Text passage:
Updated June 16, 2026 · By Max Langley, AI Audits EU

The EU AI Act regulates AI systems placed on the EU market or whose output is used in the EU, and it does so by risk. It bans a short list of unacceptable practices, loads the heaviest obligations onto high-risk systems, requires transparency for limited-risk systems, leaves minimal-risk systems mostly alone, and sets separate rules for general-purpose AI models.

A framework built on four risk tiers

The Act sorts AI into four tiers. Unacceptable-risk systems are banned outright. High-risk systems are allowed but heavily regulated. Limited-risk systems face transparency duties only. Minimal-risk systems, which is most software, carry no specific obligations. On top of this sits a separate regime for general-purpose AI models. Your obligations follow your tier, which is why classification matters more than anything else.

[Lines of data]
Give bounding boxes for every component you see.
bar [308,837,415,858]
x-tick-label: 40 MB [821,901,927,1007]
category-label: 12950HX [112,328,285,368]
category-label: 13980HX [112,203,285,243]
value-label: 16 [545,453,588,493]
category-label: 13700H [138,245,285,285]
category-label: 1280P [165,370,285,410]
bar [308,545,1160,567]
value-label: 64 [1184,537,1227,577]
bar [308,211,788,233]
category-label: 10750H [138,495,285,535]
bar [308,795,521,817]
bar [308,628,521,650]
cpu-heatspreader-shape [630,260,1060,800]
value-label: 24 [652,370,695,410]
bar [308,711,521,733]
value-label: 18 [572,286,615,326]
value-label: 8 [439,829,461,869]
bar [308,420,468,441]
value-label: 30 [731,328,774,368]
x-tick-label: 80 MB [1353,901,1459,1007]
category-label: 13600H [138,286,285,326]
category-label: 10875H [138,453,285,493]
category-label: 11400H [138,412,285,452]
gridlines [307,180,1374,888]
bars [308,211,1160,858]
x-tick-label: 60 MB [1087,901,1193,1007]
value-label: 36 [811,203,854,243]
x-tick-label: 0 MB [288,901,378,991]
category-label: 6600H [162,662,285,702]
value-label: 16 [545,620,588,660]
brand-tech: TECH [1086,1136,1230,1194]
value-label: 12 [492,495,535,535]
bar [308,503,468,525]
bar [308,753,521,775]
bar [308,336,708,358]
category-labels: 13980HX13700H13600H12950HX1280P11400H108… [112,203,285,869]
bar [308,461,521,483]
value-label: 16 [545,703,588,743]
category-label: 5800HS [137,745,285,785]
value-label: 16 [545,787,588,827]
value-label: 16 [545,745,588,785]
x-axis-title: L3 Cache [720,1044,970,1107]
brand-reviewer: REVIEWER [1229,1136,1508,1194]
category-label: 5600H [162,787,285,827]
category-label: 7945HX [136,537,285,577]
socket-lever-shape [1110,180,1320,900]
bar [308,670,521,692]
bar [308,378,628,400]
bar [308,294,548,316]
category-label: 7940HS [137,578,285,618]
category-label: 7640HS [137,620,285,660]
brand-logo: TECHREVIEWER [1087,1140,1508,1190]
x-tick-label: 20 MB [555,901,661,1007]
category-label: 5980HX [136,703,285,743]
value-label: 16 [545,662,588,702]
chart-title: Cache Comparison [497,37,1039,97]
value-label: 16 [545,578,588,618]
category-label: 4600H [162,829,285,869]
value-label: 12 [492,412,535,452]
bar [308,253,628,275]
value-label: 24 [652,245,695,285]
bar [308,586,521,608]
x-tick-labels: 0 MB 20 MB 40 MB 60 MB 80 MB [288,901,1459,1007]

Exercise requirements:
**A.** According to the EU AI Act overview, why does classification matter more than anything else?
**B.** In the EU AI Act overview, repeat the passage that begins at the words "Updated June 16, 2026" and stops after "rules for general-purpose AI models.".

Outputs for the tasks:
**A.** Classification matters most because a system's obligations follow its risk tier. Which tier a system falls into determines what the Act requires of it.

**B.**
Updated June 16, 2026 · By Max Langley, AI Audits EU

The EU AI Act regulates AI systems placed on the EU market or whose output is used in the EU, and it does so by risk. It bans a short list of unacceptable practices, loads the heaviest obligations onto high-risk systems, requires transparency for limited-risk systems, leaves minimal-risk systems mostly alone, and sets separate rules for general-purpose AI models.